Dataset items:
★ ★ ★ ★ ★ ★ ★
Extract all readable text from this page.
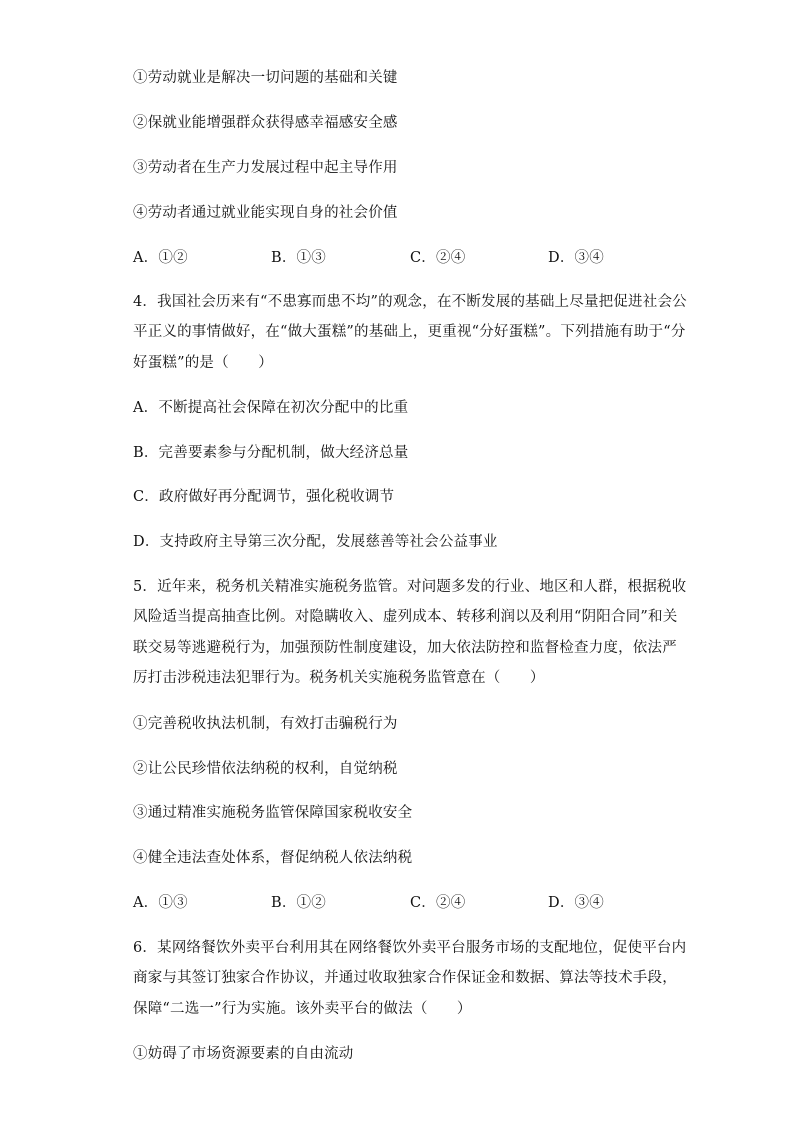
①劳动就业是解决一切问题的基础和关键
②保就业能增强群众获得感幸福感安全感
③劳动者在生产力发展过程中起主导作用
④劳动者通过就业能实现自身的社会价值
A．①②	B．①③	C．②④	D．③④
4．我国社会历来有“不患寡而患不均”的观念，在不断发展的基础上尽量把促进社会公
平正义的事情做好，在“做大蛋糕”的基础上，更重视“分好蛋糕”。下列措施有助于“分
好蛋糕”的是（　　）
A．不断提高社会保障在初次分配中的比重
B．完善要素参与分配机制，做大经济总量
C．政府做好再分配调节，强化税收调节
D．支持政府主导第三次分配，发展慈善等社会公益事业
5．近年来，税务机关精准实施税务监管。对问题多发的行业、地区和人群，根据税收
风险适当提高抽查比例。对隐瞒收入、虚列成本、转移利润以及利用“阴阳合同”和关
联交易等逃避税行为，加强预防性制度建设，加大依法防控和监督检查力度，依法严
厉打击涉税违法犯罪行为。税务机关实施税务监管意在（　　）
①完善税收执法机制，有效打击骗税行为
②让公民珍惜依法纳税的权利，自觉纳税
③通过精准实施税务监管保障国家税收安全
④健全违法查处体系，督促纳税人依法纳税
A．①③	B．①②	C．②④	D．③④
6．某网络餐饮外卖平台利用其在网络餐饮外卖平台服务市场的支配地位，促使平台内
商家与其签订独家合作协议，并通过收取独家合作保证金和数据、算法等技术手段，
保障“二选一”行为实施。该外卖平台的做法（　　）
①妨碍了市场资源要素的自由流动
★ ★ ★ ★ ★ ★ ★
What the task requires: Copy the data character for character, but drop all pictures from the copy.

Exercise result:
Extract all readable text from this page.
①劳动就业是解决一切问题的基础和关键
②保就业能增强群众获得感幸福感安全感
③劳动者在生产力发展过程中起主导作用
④劳动者通过就业能实现自身的社会价值
A．①②	B．①③	C．②④	D．③④
4．我国社会历来有“不患寡而患不均”的观念，在不断发展的基础上尽量把促进社会公
平正义的事情做好，在“做大蛋糕”的基础上，更重视“分好蛋糕”。下列措施有助于“分
好蛋糕”的是（　　）
A．不断提高社会保障在初次分配中的比重
B．完善要素参与分配机制，做大经济总量
C．政府做好再分配调节，强化税收调节
D．支持政府主导第三次分配，发展慈善等社会公益事业
5．近年来，税务机关精准实施税务监管。对问题多发的行业、地区和人群，根据税收
风险适当提高抽查比例。对隐瞒收入、虚列成本、转移利润以及利用“阴阳合同”和关
联交易等逃避税行为，加强预防性制度建设，加大依法防控和监督检查力度，依法严
厉打击涉税违法犯罪行为。税务机关实施税务监管意在（　　）
①完善税收执法机制，有效打击骗税行为
②让公民珍惜依法纳税的权利，自觉纳税
③通过精准实施税务监管保障国家税收安全
④健全违法查处体系，督促纳税人依法纳税
A．①③	B．①②	C．②④	D．③④
6．某网络餐饮外卖平台利用其在网络餐饮外卖平台服务市场的支配地位，促使平台内
商家与其签订独家合作协议，并通过收取独家合作保证金和数据、算法等技术手段，
保障“二选一”行为实施。该外卖平台的做法（　　）
①妨碍了市场资源要素的自由流动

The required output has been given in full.